GIVEN PROBLEM: Check each line of the listing below for the word "BWeb" and say how many lines have it. Nothing else should be written.

************

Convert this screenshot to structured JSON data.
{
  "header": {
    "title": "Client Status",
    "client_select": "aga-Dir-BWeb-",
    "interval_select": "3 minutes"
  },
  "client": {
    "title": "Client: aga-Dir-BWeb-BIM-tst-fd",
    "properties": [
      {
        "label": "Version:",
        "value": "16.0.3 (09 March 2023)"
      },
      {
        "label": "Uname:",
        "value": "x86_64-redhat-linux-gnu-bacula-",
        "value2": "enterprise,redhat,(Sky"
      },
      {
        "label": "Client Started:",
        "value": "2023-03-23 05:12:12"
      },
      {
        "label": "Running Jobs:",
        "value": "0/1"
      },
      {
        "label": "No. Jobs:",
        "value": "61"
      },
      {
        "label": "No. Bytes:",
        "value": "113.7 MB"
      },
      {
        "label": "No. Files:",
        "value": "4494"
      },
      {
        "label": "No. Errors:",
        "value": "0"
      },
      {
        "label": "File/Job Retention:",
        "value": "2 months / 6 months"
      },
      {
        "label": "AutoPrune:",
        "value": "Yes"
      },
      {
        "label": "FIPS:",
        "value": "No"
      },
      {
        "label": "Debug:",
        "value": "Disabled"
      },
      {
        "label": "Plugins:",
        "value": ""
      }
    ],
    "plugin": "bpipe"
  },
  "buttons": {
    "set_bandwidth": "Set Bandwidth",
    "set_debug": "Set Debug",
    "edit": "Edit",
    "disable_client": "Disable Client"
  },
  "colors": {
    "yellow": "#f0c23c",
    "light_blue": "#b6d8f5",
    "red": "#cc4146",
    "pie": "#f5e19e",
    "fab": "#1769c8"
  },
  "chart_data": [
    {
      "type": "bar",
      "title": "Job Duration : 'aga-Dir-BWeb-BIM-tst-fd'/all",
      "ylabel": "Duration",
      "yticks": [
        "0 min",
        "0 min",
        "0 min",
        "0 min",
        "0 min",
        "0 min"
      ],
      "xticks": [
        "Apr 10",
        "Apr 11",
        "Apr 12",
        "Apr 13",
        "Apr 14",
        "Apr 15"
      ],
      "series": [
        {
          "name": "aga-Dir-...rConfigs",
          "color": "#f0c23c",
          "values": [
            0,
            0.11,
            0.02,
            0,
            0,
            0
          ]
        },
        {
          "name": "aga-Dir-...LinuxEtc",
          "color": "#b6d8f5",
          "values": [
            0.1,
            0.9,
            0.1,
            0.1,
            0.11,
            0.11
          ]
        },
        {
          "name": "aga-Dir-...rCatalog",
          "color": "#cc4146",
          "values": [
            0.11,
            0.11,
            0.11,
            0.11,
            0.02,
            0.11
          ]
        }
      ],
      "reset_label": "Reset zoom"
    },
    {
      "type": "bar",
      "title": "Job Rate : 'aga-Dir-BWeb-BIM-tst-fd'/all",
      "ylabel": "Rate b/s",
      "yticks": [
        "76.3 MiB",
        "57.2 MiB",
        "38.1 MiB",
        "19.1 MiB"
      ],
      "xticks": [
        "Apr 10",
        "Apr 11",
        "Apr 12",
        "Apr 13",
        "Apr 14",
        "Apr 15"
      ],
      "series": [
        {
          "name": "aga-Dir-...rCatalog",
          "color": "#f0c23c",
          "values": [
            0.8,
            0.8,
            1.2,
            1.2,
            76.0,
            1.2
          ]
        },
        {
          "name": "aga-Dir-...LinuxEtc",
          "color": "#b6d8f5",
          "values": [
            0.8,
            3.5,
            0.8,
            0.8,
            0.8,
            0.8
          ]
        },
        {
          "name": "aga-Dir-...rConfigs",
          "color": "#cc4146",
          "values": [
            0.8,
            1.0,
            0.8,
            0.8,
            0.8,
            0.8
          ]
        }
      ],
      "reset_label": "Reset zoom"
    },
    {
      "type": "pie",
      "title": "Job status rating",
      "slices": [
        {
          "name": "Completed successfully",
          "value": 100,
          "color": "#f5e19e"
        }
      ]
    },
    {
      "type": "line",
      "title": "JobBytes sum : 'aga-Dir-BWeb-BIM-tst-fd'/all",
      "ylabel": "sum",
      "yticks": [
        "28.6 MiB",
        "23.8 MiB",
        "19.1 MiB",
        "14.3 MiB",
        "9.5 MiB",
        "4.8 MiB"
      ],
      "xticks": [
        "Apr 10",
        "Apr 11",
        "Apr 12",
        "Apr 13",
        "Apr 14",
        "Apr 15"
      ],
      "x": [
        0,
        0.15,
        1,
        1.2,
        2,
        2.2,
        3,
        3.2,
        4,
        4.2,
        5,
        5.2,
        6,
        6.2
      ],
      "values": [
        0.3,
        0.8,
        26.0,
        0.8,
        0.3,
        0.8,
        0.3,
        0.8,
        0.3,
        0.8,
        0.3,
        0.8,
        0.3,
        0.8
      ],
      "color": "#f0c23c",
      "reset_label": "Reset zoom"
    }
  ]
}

************

REPLY: 5